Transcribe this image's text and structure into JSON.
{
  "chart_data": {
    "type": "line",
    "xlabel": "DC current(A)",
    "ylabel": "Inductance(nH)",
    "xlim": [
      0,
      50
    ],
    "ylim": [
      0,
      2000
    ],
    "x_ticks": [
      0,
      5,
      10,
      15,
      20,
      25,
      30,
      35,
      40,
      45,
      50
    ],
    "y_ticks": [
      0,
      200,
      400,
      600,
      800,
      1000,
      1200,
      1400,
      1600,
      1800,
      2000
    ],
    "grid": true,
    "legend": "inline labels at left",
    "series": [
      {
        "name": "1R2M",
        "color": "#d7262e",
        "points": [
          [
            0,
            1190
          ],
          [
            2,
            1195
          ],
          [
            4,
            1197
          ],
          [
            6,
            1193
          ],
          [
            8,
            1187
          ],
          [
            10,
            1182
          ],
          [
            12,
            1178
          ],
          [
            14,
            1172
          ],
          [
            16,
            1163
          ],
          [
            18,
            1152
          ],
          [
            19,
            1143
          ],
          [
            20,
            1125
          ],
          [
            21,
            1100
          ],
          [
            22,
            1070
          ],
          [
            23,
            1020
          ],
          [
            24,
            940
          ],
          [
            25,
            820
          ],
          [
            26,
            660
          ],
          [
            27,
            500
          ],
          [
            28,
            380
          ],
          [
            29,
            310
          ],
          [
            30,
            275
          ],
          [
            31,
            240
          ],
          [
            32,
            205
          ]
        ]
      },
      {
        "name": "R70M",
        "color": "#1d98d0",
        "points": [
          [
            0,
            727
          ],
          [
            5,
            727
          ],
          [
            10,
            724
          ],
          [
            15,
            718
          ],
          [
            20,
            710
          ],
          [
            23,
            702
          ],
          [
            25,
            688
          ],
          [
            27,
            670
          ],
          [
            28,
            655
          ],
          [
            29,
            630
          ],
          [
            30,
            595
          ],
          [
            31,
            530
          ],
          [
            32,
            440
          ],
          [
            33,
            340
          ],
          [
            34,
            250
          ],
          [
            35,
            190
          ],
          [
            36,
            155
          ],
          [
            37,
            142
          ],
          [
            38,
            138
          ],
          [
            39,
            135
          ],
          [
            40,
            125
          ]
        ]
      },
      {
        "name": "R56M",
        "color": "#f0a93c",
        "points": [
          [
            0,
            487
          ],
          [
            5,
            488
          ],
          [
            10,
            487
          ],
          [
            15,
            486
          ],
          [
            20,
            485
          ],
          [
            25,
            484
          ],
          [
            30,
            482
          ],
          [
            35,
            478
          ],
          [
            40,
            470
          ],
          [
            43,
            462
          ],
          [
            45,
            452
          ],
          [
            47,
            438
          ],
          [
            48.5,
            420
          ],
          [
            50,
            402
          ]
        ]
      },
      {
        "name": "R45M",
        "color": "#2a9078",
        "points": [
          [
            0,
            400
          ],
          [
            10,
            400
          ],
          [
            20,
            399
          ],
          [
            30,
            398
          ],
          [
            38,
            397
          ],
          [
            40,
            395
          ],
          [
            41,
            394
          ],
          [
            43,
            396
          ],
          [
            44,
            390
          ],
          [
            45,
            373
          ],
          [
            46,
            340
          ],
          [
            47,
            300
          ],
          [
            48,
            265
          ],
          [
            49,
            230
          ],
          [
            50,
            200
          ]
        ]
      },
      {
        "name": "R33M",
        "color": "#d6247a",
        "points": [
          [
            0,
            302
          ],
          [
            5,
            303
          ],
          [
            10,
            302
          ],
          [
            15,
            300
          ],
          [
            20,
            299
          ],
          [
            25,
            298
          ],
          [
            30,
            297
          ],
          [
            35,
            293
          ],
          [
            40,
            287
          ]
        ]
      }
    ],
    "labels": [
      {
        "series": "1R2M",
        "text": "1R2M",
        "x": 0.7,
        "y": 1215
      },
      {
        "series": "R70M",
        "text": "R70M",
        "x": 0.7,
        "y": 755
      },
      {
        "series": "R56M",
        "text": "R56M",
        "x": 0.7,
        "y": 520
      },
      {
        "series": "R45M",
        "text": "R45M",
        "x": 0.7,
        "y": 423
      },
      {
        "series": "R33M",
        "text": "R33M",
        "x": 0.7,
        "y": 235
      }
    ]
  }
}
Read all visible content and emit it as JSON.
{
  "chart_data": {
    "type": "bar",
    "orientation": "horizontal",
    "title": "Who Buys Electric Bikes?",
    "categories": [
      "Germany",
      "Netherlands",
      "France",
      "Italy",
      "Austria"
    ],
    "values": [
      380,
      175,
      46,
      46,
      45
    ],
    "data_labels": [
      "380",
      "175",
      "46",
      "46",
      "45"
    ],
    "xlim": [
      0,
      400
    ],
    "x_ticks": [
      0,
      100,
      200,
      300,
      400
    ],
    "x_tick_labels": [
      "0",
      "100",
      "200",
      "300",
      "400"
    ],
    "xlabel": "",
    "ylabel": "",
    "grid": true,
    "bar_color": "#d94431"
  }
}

= = = = = = =

→ **The exercise**:
Return every record above exactly as it appears.

→ **The reply**:
Transcribe this image's text and structure into JSON.
{
  "chart_data": {
    "type": "line",
    "xlabel": "DC current(A)",
    "ylabel": "Inductance(nH)",
    "xlim": [
      0,
      50
    ],
    "ylim": [
      0,
      2000
    ],
    "x_ticks": [
      0,
      5,
      10,
      15,
      20,
      25,
      30,
      35,
      40,
      45,
      50
    ],
    "y_ticks": [
      0,
      200,
      400,
      600,
      800,
      1000,
      1200,
      1400,
      1600,
      1800,
      2000
    ],
    "grid": true,
    "legend": "inline labels at left",
    "series": [
      {
        "name": "1R2M",
        "color": "#d7262e",
        "points": [
          [
            0,
            1190
          ],
          [
            2,
            1195
          ],
          [
            4,
            1197
          ],
          [
            6,
            1193
          ],
          [
            8,
            1187
          ],
          [
            10,
            1182
          ],
          [
            12,
            1178
          ],
          [
            14,
            1172
          ],
          [
            16,
            1163
          ],
          [
            18,
            1152
          ],
          [
            19,
            1143
          ],
          [
            20,
            1125
          ],
          [
            21,
            1100
          ],
          [
            22,
            1070
          ],
          [
            23,
            1020
          ],
          [
            24,
            940
          ],
          [
            25,
            820
          ],
          [
            26,
            660
          ],
          [
            27,
            500
          ],
          [
            28,
            380
          ],
          [
            29,
            310
          ],
          [
            30,
            275
          ],
          [
            31,
            240
          ],
          [
            32,
            205
          ]
        ]
      },
      {
        "name": "R70M",
        "color": "#1d98d0",
        "points": [
          [
            0,
            727
          ],
          [
            5,
            727
          ],
          [
            10,
            724
          ],
          [
            15,
            718
          ],
          [
            20,
            710
          ],
          [
            23,
            702
          ],
          [
            25,
            688
          ],
          [
            27,
            670
          ],
          [
            28,
            655
          ],
          [
            29,
            630
          ],
          [
            30,
            595
          ],
          [
            31,
            530
          ],
          [
            32,
            440
          ],
          [
            33,
            340
          ],
          [
            34,
            250
          ],
          [
            35,
            190
          ],
          [
            36,
            155
          ],
          [
            37,
            142
          ],
          [
            38,
            138
          ],
          [
            39,
            135
          ],
          [
            40,
            125
          ]
        ]
      },
      {
        "name": "R56M",
        "color": "#f0a93c",
        "points": [
          [
            0,
            487
          ],
          [
            5,
            488
          ],
          [
            10,
            487
          ],
          [
            15,
            486
          ],
          [
            20,
            485
          ],
          [
            25,
            484
          ],
          [
            30,
            482
          ],
          [
            35,
            478
          ],
          [
            40,
            470
          ],
          [
            43,
            462
          ],
          [
            45,
            452
          ],
          [
            47,
            438
          ],
          [
            48.5,
            420
          ],
          [
            50,
            402
          ]
        ]
      },
      {
        "name": "R45M",
        "color": "#2a9078",
        "points": [
          [
            0,
            400
          ],
          [
            10,
            400
          ],
          [
            20,
            399
          ],
          [
            30,
            398
          ],
          [
            38,
            397
          ],
          [
            40,
            395
          ],
          [
            41,
            394
          ],
          [
            43,
            396
          ],
          [
            44,
            390
          ],
          [
            45,
            373
          ],
          [
            46,
            340
          ],
          [
            47,
            300
          ],
          [
            48,
            265
          ],
          [
            49,
            230
          ],
          [
            50,
            200
          ]
        ]
      },
      {
        "name": "R33M",
        "color": "#d6247a",
        "points": [
          [
            0,
            302
          ],
          [
            5,
            303
          ],
          [
            10,
            302
          ],
          [
            15,
            300
          ],
          [
            20,
            299
          ],
          [
            25,
            298
          ],
          [
            30,
            297
          ],
          [
            35,
            293
          ],
          [
            40,
            287
          ]
        ]
      }
    ],
    "labels": [
      {
        "series": "1R2M",
        "text": "1R2M",
        "x": 0.7,
        "y": 1215
      },
      {
        "series": "R70M",
        "text": "R70M",
        "x": 0.7,
        "y": 755
      },
      {
        "series": "R56M",
        "text": "R56M",
        "x": 0.7,
        "y": 520
      },
      {
        "series": "R45M",
        "text": "R45M",
        "x": 0.7,
        "y": 423
      },
      {
        "series": "R33M",
        "text": "R33M",
        "x": 0.7,
        "y": 235
      }
    ]
  }
}
Read all visible content and emit it as JSON.
{
  "chart_data": {
    "type": "bar",
    "orientation": "horizontal",
    "title": "Who Buys Electric Bikes?",
    "categories": [
      "Germany",
      "Netherlands",
      "France",
      "Italy",
      "Austria"
    ],
    "values": [
      380,
      175,
      46,
      46,
      45
    ],
    "data_labels": [
      "380",
      "175",
      "46",
      "46",
      "45"
    ],
    "xlim": [
      0,
      400
    ],
    "x_ticks": [
      0,
      100,
      200,
      300,
      400
    ],
    "x_tick_labels": [
      "0",
      "100",
      "200",
      "300",
      "400"
    ],
    "xlabel": "",
    "ylabel": "",
    "grid": true,
    "bar_color": "#d94431"
  }
}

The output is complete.